## Start

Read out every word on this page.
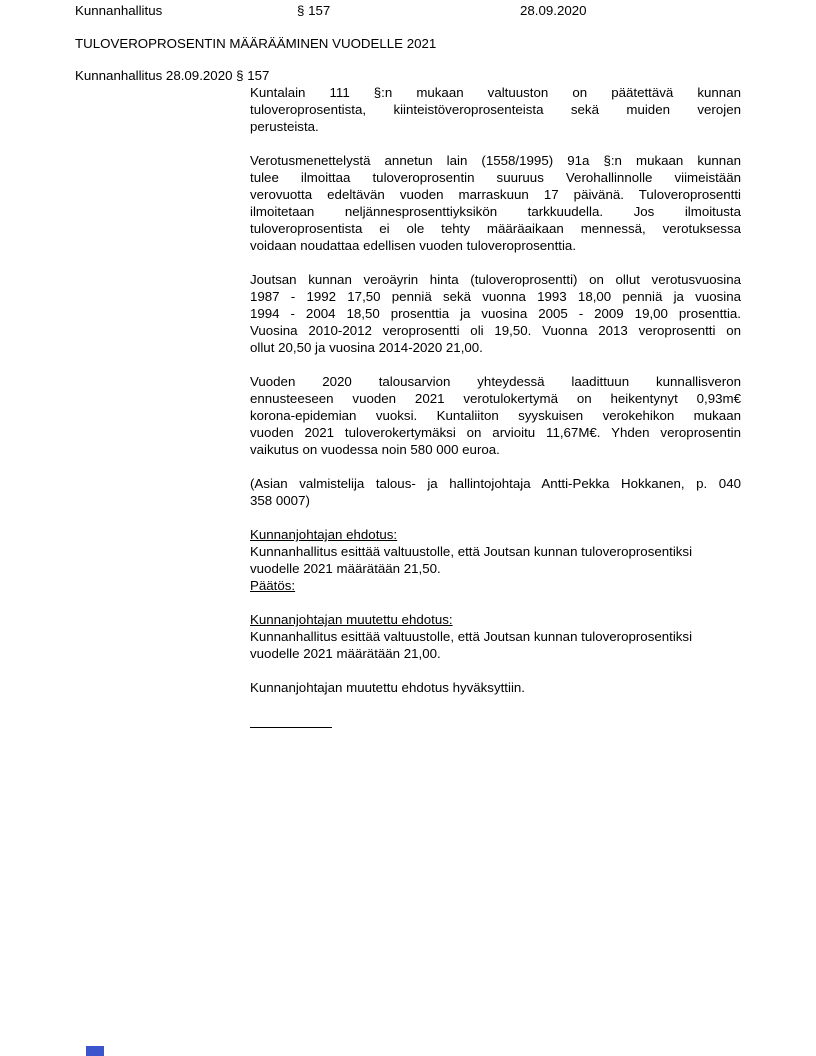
Kunnanhallitus	§ 157	28.09.2020
TULOVEROPROSENTIN MÄÄRÄÄMINEN VUODELLE 2021
Kunnanhallitus 28.09.2020 § 157
Kuntalain 111 §:n mukaan valtuuston on päätettävä kunnan
tuloveroprosentista, kiinteistöveroprosenteista sekä muiden verojen
perusteista.
Verotusmenettelystä annetun lain (1558/1995) 91a §:n mukaan kunnan
tulee ilmoittaa tuloveroprosentin suuruus Verohallinnolle viimeistään
verovuotta edeltävän vuoden marraskuun 17 päivänä. Tuloveroprosentti
ilmoitetaan neljännesprosenttiyksikön tarkkuudella. Jos ilmoitusta
tuloveroprosentista ei ole tehty määräaikaan mennessä, verotuksessa
voidaan noudattaa edellisen vuoden tuloveroprosenttia.
Joutsan kunnan veroäyrin hinta (tuloveroprosentti) on ollut verotusvuosina
1987 - 1992 17,50 penniä sekä vuonna 1993 18,00 penniä ja vuosina
1994 - 2004 18,50 prosenttia ja vuosina 2005 - 2009 19,00 prosenttia.
Vuosina 2010-2012 veroprosentti oli 19,50. Vuonna 2013 veroprosentti on
ollut 20,50 ja vuosina 2014-2020 21,00.
Vuoden 2020 talousarvion yhteydessä laadittuun kunnallisveron
ennusteeseen vuoden 2021 verotulokertymä on heikentynyt 0,93m€
korona-epidemian vuoksi. Kuntaliiton syyskuisen verokehikon mukaan
vuoden 2021 tuloverokertymäksi on arvioitu 11,67M€. Yhden veroprosentin
vaikutus on vuodessa noin 580 000 euroa.
(Asian valmistelija talous- ja hallintojohtaja Antti-Pekka Hokkanen, p. 040
358 0007)
Kunnanjohtajan ehdotus:
Kunnanhallitus esittää valtuustolle, että Joutsan kunnan tuloveroprosentiksi
vuodelle 2021 määrätään 21,50.
Päätös:
Kunnanjohtajan muutettu ehdotus:
Kunnanhallitus esittää valtuustolle, että Joutsan kunnan tuloveroprosentiksi
vuodelle 2021 määrätään 21,00.
Kunnanjohtajan muutettu ehdotus hyväksyttiin.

## End

§ **Task**:
Reproduce all of the data exactly, omitting each picture it holds.

§ **Written answer**:
Read out every word on this page.
Kunnanhallitus	§ 157	28.09.2020
TULOVEROPROSENTIN MÄÄRÄÄMINEN VUODELLE 2021
Kunnanhallitus 28.09.2020 § 157
Kuntalain 111 §:n mukaan valtuuston on päätettävä kunnan
tuloveroprosentista, kiinteistöveroprosenteista sekä muiden verojen
perusteista.
Verotusmenettelystä annetun lain (1558/1995) 91a §:n mukaan kunnan
tulee ilmoittaa tuloveroprosentin suuruus Verohallinnolle viimeistään
verovuotta edeltävän vuoden marraskuun 17 päivänä. Tuloveroprosentti
ilmoitetaan neljännesprosenttiyksikön tarkkuudella. Jos ilmoitusta
tuloveroprosentista ei ole tehty määräaikaan mennessä, verotuksessa
voidaan noudattaa edellisen vuoden tuloveroprosenttia.
Joutsan kunnan veroäyrin hinta (tuloveroprosentti) on ollut verotusvuosina
1987 - 1992 17,50 penniä sekä vuonna 1993 18,00 penniä ja vuosina
1994 - 2004 18,50 prosenttia ja vuosina 2005 - 2009 19,00 prosenttia.
Vuosina 2010-2012 veroprosentti oli 19,50. Vuonna 2013 veroprosentti on
ollut 20,50 ja vuosina 2014-2020 21,00.
Vuoden 2020 talousarvion yhteydessä laadittuun kunnallisveron
ennusteeseen vuoden 2021 verotulokertymä on heikentynyt 0,93m€
korona-epidemian vuoksi. Kuntaliiton syyskuisen verokehikon mukaan
vuoden 2021 tuloverokertymäksi on arvioitu 11,67M€. Yhden veroprosentin
vaikutus on vuodessa noin 580 000 euroa.
(Asian valmistelija talous- ja hallintojohtaja Antti-Pekka Hokkanen, p. 040
358 0007)
Kunnanjohtajan ehdotus:
Kunnanhallitus esittää valtuustolle, että Joutsan kunnan tuloveroprosentiksi
vuodelle 2021 määrätään 21,50.
Päätös:
Kunnanjohtajan muutettu ehdotus:
Kunnanhallitus esittää valtuustolle, että Joutsan kunnan tuloveroprosentiksi
vuodelle 2021 määrätään 21,00.
Kunnanjohtajan muutettu ehdotus hyväksyttiin.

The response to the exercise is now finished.